STORED ROWS:
>> start
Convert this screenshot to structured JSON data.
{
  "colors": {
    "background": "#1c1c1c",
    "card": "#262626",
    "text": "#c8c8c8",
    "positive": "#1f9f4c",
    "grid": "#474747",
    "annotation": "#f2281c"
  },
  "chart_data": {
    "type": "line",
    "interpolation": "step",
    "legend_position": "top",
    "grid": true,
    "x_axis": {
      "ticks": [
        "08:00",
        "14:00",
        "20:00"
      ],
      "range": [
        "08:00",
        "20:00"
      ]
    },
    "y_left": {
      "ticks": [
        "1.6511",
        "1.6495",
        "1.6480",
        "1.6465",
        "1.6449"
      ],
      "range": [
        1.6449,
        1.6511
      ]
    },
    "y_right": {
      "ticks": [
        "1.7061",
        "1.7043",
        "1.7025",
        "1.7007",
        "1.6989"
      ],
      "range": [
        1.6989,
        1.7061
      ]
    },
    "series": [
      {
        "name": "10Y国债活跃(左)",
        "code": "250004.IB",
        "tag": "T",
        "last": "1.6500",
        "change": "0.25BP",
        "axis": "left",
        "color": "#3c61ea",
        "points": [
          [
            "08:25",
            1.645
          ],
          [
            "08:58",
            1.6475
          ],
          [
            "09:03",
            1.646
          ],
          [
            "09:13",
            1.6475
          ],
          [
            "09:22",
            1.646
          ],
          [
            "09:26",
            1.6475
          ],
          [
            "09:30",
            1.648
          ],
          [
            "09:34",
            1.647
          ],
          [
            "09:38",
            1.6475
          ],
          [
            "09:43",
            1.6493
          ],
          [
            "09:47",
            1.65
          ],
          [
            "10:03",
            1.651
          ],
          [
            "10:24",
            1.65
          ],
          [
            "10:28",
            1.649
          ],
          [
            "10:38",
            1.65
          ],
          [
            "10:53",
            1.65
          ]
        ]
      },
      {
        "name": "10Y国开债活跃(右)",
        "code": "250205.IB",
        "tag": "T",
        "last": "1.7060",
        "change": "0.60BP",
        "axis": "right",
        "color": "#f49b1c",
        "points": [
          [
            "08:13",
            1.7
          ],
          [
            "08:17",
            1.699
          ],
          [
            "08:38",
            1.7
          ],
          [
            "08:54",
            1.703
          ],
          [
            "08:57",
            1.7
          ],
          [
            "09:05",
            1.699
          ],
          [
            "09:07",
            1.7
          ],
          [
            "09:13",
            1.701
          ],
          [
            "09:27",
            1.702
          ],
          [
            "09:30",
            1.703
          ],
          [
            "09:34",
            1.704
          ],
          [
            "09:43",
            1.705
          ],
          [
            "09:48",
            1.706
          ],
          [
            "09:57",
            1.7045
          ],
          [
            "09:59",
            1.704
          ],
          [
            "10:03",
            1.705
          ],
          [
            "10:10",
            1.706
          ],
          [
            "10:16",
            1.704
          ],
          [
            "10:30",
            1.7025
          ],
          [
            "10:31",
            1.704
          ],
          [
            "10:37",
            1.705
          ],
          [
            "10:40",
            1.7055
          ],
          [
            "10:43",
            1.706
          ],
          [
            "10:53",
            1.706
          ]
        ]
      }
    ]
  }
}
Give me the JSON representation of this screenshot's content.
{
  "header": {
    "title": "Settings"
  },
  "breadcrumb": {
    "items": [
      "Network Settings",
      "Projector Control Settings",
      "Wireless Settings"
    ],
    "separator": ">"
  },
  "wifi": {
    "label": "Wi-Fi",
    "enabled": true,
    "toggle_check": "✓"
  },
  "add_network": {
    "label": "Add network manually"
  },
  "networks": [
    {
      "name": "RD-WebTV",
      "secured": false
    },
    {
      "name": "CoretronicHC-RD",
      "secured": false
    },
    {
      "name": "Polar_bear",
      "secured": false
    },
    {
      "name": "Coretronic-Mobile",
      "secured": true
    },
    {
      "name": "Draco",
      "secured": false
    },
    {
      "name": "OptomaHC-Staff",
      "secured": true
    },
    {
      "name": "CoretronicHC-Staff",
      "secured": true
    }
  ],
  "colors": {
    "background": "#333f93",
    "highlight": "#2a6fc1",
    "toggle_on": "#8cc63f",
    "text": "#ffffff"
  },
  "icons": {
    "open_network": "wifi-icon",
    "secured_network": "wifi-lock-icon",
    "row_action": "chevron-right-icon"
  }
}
>> end
WHAT TO DO: Show every line from the entries above in which the word "screenshot" appears.

COMPLETED TASK:
Convert this screenshot to structured JSON data.
Give me the JSON representation of this screenshot's content.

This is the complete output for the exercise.